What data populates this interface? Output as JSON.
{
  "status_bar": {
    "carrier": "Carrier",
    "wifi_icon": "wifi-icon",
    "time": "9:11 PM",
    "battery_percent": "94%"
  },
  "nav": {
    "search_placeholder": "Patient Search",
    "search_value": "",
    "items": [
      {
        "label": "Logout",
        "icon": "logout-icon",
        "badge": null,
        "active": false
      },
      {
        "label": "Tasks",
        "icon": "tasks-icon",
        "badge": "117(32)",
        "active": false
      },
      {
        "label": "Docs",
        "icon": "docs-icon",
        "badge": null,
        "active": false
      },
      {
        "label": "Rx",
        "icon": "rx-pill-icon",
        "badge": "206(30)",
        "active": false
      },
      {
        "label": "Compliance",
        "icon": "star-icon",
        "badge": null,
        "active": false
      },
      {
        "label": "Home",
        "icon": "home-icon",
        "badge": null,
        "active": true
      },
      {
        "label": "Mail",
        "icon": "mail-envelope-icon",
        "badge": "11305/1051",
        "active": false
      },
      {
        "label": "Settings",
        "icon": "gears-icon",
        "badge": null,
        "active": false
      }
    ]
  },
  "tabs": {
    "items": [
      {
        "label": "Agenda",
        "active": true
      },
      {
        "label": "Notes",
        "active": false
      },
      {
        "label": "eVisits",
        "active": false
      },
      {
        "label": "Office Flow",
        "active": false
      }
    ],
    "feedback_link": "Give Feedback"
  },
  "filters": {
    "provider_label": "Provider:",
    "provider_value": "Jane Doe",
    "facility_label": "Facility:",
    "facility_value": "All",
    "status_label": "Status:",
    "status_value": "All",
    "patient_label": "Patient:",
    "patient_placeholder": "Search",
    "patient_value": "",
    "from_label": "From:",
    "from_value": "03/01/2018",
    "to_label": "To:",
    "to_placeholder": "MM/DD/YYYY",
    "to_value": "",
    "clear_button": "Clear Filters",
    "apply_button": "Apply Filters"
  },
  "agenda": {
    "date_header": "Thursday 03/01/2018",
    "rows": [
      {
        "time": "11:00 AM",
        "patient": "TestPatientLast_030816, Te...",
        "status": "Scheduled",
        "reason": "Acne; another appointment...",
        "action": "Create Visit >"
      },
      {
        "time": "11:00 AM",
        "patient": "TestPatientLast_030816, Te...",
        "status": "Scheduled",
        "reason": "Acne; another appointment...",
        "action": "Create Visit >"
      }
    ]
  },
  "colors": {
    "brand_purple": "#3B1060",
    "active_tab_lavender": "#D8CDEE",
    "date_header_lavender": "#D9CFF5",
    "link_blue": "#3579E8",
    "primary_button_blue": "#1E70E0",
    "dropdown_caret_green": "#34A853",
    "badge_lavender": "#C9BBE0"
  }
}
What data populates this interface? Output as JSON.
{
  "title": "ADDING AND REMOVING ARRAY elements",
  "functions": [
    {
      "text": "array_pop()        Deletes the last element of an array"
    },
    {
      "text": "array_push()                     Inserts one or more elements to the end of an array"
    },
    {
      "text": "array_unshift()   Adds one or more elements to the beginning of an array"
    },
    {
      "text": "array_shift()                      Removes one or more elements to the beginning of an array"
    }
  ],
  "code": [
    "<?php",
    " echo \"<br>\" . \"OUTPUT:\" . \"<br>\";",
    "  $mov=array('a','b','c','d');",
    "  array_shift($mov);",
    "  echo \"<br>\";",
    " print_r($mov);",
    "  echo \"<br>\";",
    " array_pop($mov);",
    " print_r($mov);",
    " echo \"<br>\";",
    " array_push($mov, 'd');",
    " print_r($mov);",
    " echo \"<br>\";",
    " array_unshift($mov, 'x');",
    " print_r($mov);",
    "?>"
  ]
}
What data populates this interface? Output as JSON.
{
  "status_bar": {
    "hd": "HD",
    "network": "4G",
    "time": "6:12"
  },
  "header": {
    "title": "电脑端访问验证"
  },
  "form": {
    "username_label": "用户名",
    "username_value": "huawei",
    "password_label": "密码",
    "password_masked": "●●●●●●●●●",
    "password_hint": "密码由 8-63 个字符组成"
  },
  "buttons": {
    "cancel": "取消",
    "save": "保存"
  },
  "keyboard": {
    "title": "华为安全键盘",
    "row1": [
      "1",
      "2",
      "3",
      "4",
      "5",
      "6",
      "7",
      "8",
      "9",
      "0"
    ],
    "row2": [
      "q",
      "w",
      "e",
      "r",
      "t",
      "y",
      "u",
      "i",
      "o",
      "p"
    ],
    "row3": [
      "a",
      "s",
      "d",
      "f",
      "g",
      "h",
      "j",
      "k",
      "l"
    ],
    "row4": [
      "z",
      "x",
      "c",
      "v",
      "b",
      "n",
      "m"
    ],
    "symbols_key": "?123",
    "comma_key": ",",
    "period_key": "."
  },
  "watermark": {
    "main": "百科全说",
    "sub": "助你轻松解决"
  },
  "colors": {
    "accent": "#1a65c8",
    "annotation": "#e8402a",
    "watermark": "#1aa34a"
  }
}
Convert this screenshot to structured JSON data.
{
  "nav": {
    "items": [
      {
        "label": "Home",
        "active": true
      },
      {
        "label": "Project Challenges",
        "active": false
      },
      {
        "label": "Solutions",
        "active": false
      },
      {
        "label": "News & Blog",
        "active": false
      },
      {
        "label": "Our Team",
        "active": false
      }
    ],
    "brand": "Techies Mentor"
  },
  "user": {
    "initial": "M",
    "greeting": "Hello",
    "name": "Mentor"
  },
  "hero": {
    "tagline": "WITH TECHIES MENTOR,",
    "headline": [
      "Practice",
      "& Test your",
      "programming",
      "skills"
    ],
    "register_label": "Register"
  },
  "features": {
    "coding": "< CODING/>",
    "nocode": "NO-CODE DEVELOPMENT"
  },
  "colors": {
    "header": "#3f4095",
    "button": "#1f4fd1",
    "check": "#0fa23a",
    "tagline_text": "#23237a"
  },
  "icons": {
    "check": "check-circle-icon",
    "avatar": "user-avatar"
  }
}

━━━━━━━━━━━━━━━━━━━━━━━━━━━━━━

• **What is needed**: Take the material above and return all of it exactly.

• **Written solution**:
What data populates this interface? Output as JSON.
{
  "status_bar": {
    "carrier": "Carrier",
    "wifi_icon": "wifi-icon",
    "time": "9:11 PM",
    "battery_percent": "94%"
  },
  "nav": {
    "search_placeholder": "Patient Search",
    "search_value": "",
    "items": [
      {
        "label": "Logout",
        "icon": "logout-icon",
        "badge": null,
        "active": false
      },
      {
        "label": "Tasks",
        "icon": "tasks-icon",
        "badge": "117(32)",
        "active": false
      },
      {
        "label": "Docs",
        "icon": "docs-icon",
        "badge": null,
        "active": false
      },
      {
        "label": "Rx",
        "icon": "rx-pill-icon",
        "badge": "206(30)",
        "active": false
      },
      {
        "label": "Compliance",
        "icon": "star-icon",
        "badge": null,
        "active": false
      },
      {
        "label": "Home",
        "icon": "home-icon",
        "badge": null,
        "active": true
      },
      {
        "label": "Mail",
        "icon": "mail-envelope-icon",
        "badge": "11305/1051",
        "active": false
      },
      {
        "label": "Settings",
        "icon": "gears-icon",
        "badge": null,
        "active": false
      }
    ]
  },
  "tabs": {
    "items": [
      {
        "label": "Agenda",
        "active": true
      },
      {
        "label": "Notes",
        "active": false
      },
      {
        "label": "eVisits",
        "active": false
      },
      {
        "label": "Office Flow",
        "active": false
      }
    ],
    "feedback_link": "Give Feedback"
  },
  "filters": {
    "provider_label": "Provider:",
    "provider_value": "Jane Doe",
    "facility_label": "Facility:",
    "facility_value": "All",
    "status_label": "Status:",
    "status_value": "All",
    "patient_label": "Patient:",
    "patient_placeholder": "Search",
    "patient_value": "",
    "from_label": "From:",
    "from_value": "03/01/2018",
    "to_label": "To:",
    "to_placeholder": "MM/DD/YYYY",
    "to_value": "",
    "clear_button": "Clear Filters",
    "apply_button": "Apply Filters"
  },
  "agenda": {
    "date_header": "Thursday 03/01/2018",
    "rows": [
      {
        "time": "11:00 AM",
        "patient": "TestPatientLast_030816, Te...",
        "status": "Scheduled",
        "reason": "Acne; another appointment...",
        "action": "Create Visit >"
      },
      {
        "time": "11:00 AM",
        "patient": "TestPatientLast_030816, Te...",
        "status": "Scheduled",
        "reason": "Acne; another appointment...",
        "action": "Create Visit >"
      }
    ]
  },
  "colors": {
    "brand_purple": "#3B1060",
    "active_tab_lavender": "#D8CDEE",
    "date_header_lavender": "#D9CFF5",
    "link_blue": "#3579E8",
    "primary_button_blue": "#1E70E0",
    "dropdown_caret_green": "#34A853",
    "badge_lavender": "#C9BBE0"
  }
}
What data populates this interface? Output as JSON.
{
  "title": "ADDING AND REMOVING ARRAY elements",
  "functions": [
    {
      "text": "array_pop()        Deletes the last element of an array"
    },
    {
      "text": "array_push()                     Inserts one or more elements to the end of an array"
    },
    {
      "text": "array_unshift()   Adds one or more elements to the beginning of an array"
    },
    {
      "text": "array_shift()                      Removes one or more elements to the beginning of an array"
    }
  ],
  "code": [
    "<?php",
    " echo \"<br>\" . \"OUTPUT:\" . \"<br>\";",
    "  $mov=array('a','b','c','d');",
    "  array_shift($mov);",
    "  echo \"<br>\";",
    " print_r($mov);",
    "  echo \"<br>\";",
    " array_pop($mov);",
    " print_r($mov);",
    " echo \"<br>\";",
    " array_push($mov, 'd');",
    " print_r($mov);",
    " echo \"<br>\";",
    " array_unshift($mov, 'x');",
    " print_r($mov);",
    "?>"
  ]
}
What data populates this interface? Output as JSON.
{
  "status_bar": {
    "hd": "HD",
    "network": "4G",
    "time": "6:12"
  },
  "header": {
    "title": "电脑端访问验证"
  },
  "form": {
    "username_label": "用户名",
    "username_value": "huawei",
    "password_label": "密码",
    "password_masked": "●●●●●●●●●",
    "password_hint": "密码由 8-63 个字符组成"
  },
  "buttons": {
    "cancel": "取消",
    "save": "保存"
  },
  "keyboard": {
    "title": "华为安全键盘",
    "row1": [
      "1",
      "2",
      "3",
      "4",
      "5",
      "6",
      "7",
      "8",
      "9",
      "0"
    ],
    "row2": [
      "q",
      "w",
      "e",
      "r",
      "t",
      "y",
      "u",
      "i",
      "o",
      "p"
    ],
    "row3": [
      "a",
      "s",
      "d",
      "f",
      "g",
      "h",
      "j",
      "k",
      "l"
    ],
    "row4": [
      "z",
      "x",
      "c",
      "v",
      "b",
      "n",
      "m"
    ],
    "symbols_key": "?123",
    "comma_key": ",",
    "period_key": "."
  },
  "watermark": {
    "main": "百科全说",
    "sub": "助你轻松解决"
  },
  "colors": {
    "accent": "#1a65c8",
    "annotation": "#e8402a",
    "watermark": "#1aa34a"
  }
}
Convert this screenshot to structured JSON data.
{
  "nav": {
    "items": [
      {
        "label": "Home",
        "active": true
      },
      {
        "label": "Project Challenges",
        "active": false
      },
      {
        "label": "Solutions",
        "active": false
      },
      {
        "label": "News & Blog",
        "active": false
      },
      {
        "label": "Our Team",
        "active": false
      }
    ],
    "brand": "Techies Mentor"
  },
  "user": {
    "initial": "M",
    "greeting": "Hello",
    "name": "Mentor"
  },
  "hero": {
    "tagline": "WITH TECHIES MENTOR,",
    "headline": [
      "Practice",
      "& Test your",
      "programming",
      "skills"
    ],
    "register_label": "Register"
  },
  "features": {
    "coding": "< CODING/>",
    "nocode": "NO-CODE DEVELOPMENT"
  },
  "colors": {
    "header": "#3f4095",
    "button": "#1f4fd1",
    "check": "#0fa23a",
    "tagline_text": "#23237a"
  },
  "icons": {
    "check": "check-circle-icon",
    "avatar": "user-avatar"
  }
}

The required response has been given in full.